Scan the material that follows. Copy every line containing the word "Price".

-- BEGIN Provided records --

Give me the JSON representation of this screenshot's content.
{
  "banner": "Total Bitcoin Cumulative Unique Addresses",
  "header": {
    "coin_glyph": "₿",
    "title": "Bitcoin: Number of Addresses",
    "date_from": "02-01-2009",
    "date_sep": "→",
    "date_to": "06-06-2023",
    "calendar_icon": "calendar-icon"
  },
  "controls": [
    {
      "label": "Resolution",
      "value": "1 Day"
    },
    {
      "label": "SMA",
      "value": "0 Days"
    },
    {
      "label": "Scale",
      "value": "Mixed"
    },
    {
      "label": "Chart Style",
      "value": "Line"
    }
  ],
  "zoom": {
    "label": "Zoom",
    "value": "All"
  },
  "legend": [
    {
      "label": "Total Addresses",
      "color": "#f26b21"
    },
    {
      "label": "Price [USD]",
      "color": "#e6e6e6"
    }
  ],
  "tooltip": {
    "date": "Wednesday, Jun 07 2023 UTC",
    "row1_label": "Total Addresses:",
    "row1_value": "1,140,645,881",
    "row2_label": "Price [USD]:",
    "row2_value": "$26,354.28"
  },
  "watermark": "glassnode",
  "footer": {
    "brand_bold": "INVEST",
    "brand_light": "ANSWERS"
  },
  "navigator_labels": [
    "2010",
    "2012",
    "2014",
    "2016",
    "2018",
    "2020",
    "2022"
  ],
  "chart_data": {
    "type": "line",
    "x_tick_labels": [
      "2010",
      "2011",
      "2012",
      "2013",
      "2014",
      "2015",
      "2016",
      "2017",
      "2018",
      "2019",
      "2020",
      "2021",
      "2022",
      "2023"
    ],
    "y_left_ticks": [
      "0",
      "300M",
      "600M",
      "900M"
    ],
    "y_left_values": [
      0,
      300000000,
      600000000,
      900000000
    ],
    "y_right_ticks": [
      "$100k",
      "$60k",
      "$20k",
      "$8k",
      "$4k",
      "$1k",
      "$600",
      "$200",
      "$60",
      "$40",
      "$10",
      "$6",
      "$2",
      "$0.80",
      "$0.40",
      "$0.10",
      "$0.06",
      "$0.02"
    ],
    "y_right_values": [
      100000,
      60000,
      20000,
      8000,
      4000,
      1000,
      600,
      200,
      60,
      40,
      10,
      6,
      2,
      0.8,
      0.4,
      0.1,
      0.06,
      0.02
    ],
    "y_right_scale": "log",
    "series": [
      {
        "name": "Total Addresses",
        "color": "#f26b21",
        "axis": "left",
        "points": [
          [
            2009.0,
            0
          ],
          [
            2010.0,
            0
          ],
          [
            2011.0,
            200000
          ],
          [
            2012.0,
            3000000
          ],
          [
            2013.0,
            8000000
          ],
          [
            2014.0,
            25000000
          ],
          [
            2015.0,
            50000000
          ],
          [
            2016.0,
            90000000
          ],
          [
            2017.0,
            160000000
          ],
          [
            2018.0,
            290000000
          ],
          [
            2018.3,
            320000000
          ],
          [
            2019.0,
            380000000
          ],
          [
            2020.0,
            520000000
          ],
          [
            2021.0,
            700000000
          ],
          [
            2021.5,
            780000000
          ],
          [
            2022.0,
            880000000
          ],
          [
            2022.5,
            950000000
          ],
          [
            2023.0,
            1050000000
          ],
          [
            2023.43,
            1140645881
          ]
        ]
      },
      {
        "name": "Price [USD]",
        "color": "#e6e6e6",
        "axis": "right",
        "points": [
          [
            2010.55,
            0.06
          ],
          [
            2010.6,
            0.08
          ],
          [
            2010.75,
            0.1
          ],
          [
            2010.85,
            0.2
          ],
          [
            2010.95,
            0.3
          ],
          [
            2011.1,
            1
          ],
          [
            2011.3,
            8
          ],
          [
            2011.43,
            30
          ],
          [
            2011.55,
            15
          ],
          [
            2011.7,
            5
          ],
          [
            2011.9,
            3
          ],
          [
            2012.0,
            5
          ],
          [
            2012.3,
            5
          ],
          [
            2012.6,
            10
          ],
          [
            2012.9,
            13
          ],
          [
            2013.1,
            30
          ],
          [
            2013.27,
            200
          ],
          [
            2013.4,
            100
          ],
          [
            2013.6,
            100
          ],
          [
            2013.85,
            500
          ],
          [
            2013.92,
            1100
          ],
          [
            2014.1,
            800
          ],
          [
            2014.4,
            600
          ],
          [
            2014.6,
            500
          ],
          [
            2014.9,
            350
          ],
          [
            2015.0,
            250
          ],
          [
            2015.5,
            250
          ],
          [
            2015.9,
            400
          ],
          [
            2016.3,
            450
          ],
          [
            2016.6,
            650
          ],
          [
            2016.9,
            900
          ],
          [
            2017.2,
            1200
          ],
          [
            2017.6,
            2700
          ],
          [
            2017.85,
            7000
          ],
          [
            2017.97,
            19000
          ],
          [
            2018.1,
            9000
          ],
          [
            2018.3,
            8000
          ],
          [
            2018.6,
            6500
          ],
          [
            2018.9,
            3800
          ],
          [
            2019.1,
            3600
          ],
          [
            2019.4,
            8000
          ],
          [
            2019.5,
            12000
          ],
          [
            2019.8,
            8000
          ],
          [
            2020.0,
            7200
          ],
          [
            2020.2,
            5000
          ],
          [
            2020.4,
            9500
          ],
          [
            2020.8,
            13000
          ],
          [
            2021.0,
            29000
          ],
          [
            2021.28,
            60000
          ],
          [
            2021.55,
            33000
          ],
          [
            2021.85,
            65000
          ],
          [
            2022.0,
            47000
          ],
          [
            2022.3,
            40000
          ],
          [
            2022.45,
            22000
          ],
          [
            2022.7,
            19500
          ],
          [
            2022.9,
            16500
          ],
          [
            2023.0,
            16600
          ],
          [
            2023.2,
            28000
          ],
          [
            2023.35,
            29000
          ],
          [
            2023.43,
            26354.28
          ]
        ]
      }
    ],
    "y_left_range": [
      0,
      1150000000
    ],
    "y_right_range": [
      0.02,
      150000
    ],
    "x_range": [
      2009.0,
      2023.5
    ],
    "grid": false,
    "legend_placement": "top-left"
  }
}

-- END Provided records --
-- BEGIN Provided records --

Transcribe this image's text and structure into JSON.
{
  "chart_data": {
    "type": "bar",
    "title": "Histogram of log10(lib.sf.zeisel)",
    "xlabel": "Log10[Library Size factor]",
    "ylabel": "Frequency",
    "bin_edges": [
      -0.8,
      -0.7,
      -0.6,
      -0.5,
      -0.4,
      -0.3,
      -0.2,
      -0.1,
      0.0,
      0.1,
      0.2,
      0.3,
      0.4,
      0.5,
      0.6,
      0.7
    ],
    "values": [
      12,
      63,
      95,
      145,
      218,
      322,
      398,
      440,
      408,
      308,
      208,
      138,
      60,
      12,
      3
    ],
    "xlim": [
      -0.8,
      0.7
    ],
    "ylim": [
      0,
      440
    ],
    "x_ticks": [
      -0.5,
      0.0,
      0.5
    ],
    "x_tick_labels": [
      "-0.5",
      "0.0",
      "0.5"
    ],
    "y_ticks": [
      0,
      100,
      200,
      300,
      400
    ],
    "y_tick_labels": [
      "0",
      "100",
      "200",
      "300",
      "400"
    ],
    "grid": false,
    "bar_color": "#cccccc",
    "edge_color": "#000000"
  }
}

-- END Provided records --

• Task response
      "label": "Price [USD]",
    "row2_label": "Price [USD]:",
        "name": "Price [USD]",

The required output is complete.